- _What you will do_: Set down every entry again word for word, please, but skip the pictures.

- _Stored data_:
• • • • • • •

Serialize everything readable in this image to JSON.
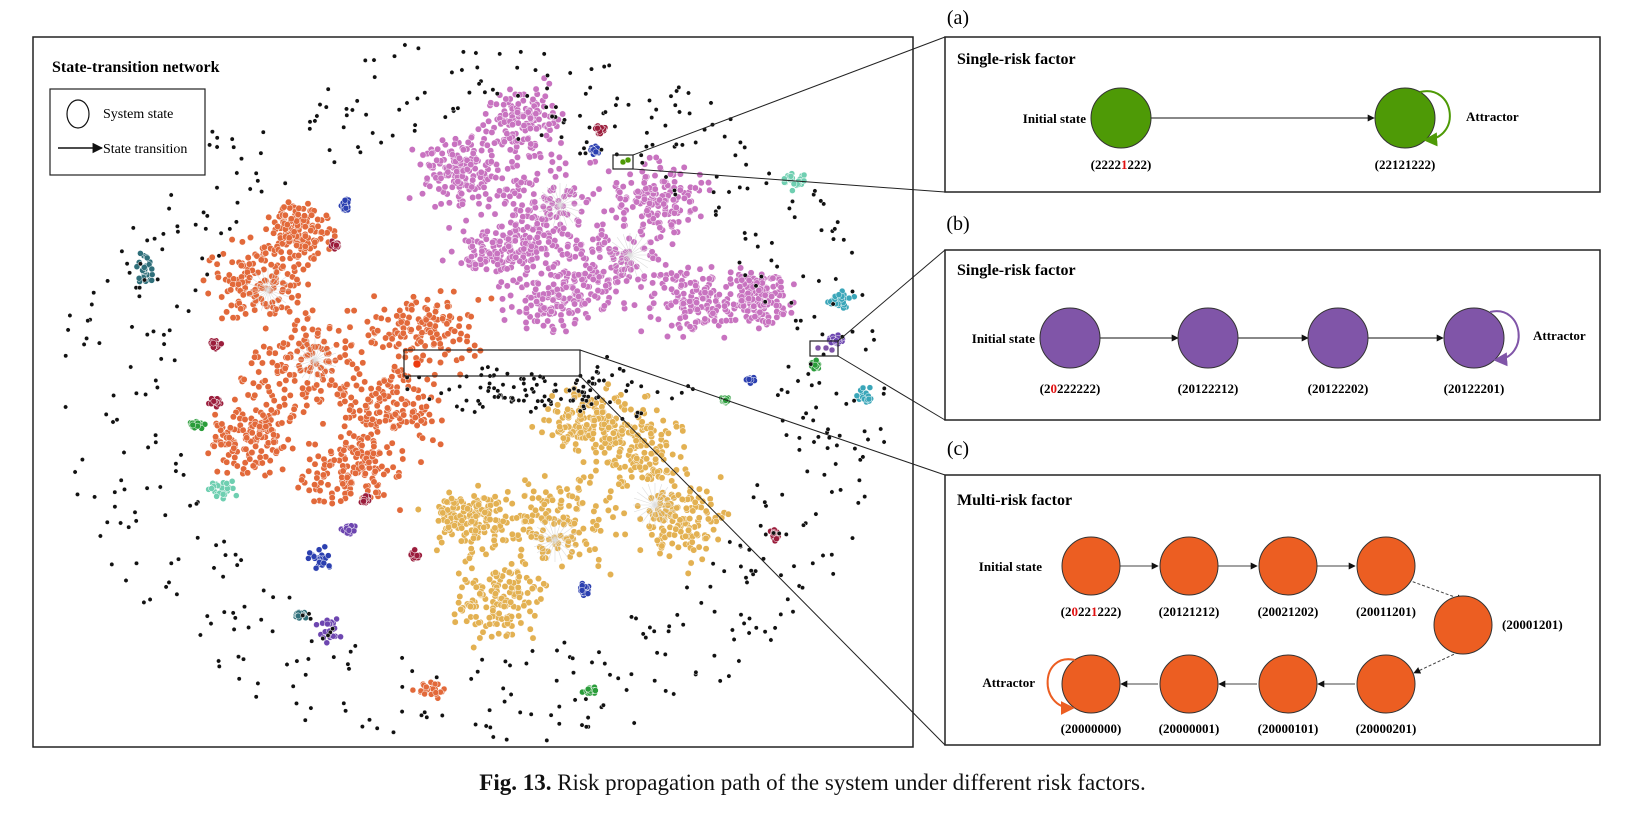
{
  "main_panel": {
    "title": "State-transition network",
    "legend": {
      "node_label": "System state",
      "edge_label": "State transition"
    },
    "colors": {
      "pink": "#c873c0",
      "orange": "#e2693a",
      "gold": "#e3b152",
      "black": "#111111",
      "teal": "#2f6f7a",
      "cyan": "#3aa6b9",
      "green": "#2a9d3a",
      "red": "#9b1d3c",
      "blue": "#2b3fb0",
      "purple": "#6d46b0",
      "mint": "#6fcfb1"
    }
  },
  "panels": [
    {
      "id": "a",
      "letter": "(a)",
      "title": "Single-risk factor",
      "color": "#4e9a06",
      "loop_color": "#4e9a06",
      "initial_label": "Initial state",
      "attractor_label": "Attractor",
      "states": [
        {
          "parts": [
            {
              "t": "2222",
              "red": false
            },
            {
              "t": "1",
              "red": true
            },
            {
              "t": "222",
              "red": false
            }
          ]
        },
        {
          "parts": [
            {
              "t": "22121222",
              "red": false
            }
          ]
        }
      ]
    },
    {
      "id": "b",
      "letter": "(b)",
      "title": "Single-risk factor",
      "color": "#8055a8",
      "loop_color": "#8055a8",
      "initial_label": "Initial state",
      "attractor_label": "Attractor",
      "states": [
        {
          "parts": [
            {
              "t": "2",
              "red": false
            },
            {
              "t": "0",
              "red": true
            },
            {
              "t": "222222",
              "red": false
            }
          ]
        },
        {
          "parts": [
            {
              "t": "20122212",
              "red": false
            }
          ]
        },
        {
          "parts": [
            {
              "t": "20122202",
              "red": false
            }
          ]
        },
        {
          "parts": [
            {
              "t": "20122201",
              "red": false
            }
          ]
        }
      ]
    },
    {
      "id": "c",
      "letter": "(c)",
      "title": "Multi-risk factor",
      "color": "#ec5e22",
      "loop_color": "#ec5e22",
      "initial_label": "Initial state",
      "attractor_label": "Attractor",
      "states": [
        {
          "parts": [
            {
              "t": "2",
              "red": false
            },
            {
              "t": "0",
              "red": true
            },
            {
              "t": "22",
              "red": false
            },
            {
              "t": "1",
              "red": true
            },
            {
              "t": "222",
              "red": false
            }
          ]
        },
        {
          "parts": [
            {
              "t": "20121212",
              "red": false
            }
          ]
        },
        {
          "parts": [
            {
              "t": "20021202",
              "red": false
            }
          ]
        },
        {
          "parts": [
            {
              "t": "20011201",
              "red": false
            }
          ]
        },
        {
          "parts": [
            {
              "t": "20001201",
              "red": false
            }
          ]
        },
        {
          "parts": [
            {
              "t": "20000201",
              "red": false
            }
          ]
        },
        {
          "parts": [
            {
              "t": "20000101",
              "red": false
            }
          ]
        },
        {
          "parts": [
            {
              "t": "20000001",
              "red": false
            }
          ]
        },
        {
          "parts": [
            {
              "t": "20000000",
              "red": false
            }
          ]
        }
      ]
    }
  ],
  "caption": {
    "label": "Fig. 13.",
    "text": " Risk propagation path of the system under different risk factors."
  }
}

• • • • • • •

- _Full response_:
Serialize everything readable in this image to JSON.
{
  "main_panel": {
    "title": "State-transition network",
    "legend": {
      "node_label": "System state",
      "edge_label": "State transition"
    },
    "colors": {
      "pink": "#c873c0",
      "orange": "#e2693a",
      "gold": "#e3b152",
      "black": "#111111",
      "teal": "#2f6f7a",
      "cyan": "#3aa6b9",
      "green": "#2a9d3a",
      "red": "#9b1d3c",
      "blue": "#2b3fb0",
      "purple": "#6d46b0",
      "mint": "#6fcfb1"
    }
  },
  "panels": [
    {
      "id": "a",
      "letter": "(a)",
      "title": "Single-risk factor",
      "color": "#4e9a06",
      "loop_color": "#4e9a06",
      "initial_label": "Initial state",
      "attractor_label": "Attractor",
      "states": [
        {
          "parts": [
            {
              "t": "2222",
              "red": false
            },
            {
              "t": "1",
              "red": true
            },
            {
              "t": "222",
              "red": false
            }
          ]
        },
        {
          "parts": [
            {
              "t": "22121222",
              "red": false
            }
          ]
        }
      ]
    },
    {
      "id": "b",
      "letter": "(b)",
      "title": "Single-risk factor",
      "color": "#8055a8",
      "loop_color": "#8055a8",
      "initial_label": "Initial state",
      "attractor_label": "Attractor",
      "states": [
        {
          "parts": [
            {
              "t": "2",
              "red": false
            },
            {
              "t": "0",
              "red": true
            },
            {
              "t": "222222",
              "red": false
            }
          ]
        },
        {
          "parts": [
            {
              "t": "20122212",
              "red": false
            }
          ]
        },
        {
          "parts": [
            {
              "t": "20122202",
              "red": false
            }
          ]
        },
        {
          "parts": [
            {
              "t": "20122201",
              "red": false
            }
          ]
        }
      ]
    },
    {
      "id": "c",
      "letter": "(c)",
      "title": "Multi-risk factor",
      "color": "#ec5e22",
      "loop_color": "#ec5e22",
      "initial_label": "Initial state",
      "attractor_label": "Attractor",
      "states": [
        {
          "parts": [
            {
              "t": "2",
              "red": false
            },
            {
              "t": "0",
              "red": true
            },
            {
              "t": "22",
              "red": false
            },
            {
              "t": "1",
              "red": true
            },
            {
              "t": "222",
              "red": false
            }
          ]
        },
        {
          "parts": [
            {
              "t": "20121212",
              "red": false
            }
          ]
        },
        {
          "parts": [
            {
              "t": "20021202",
              "red": false
            }
          ]
        },
        {
          "parts": [
            {
              "t": "20011201",
              "red": false
            }
          ]
        },
        {
          "parts": [
            {
              "t": "20001201",
              "red": false
            }
          ]
        },
        {
          "parts": [
            {
              "t": "20000201",
              "red": false
            }
          ]
        },
        {
          "parts": [
            {
              "t": "20000101",
              "red": false
            }
          ]
        },
        {
          "parts": [
            {
              "t": "20000001",
              "red": false
            }
          ]
        },
        {
          "parts": [
            {
              "t": "20000000",
              "red": false
            }
          ]
        }
      ]
    }
  ],
  "caption": {
    "label": "Fig. 13.",
    "text": " Risk propagation path of the system under different risk factors."
  }
}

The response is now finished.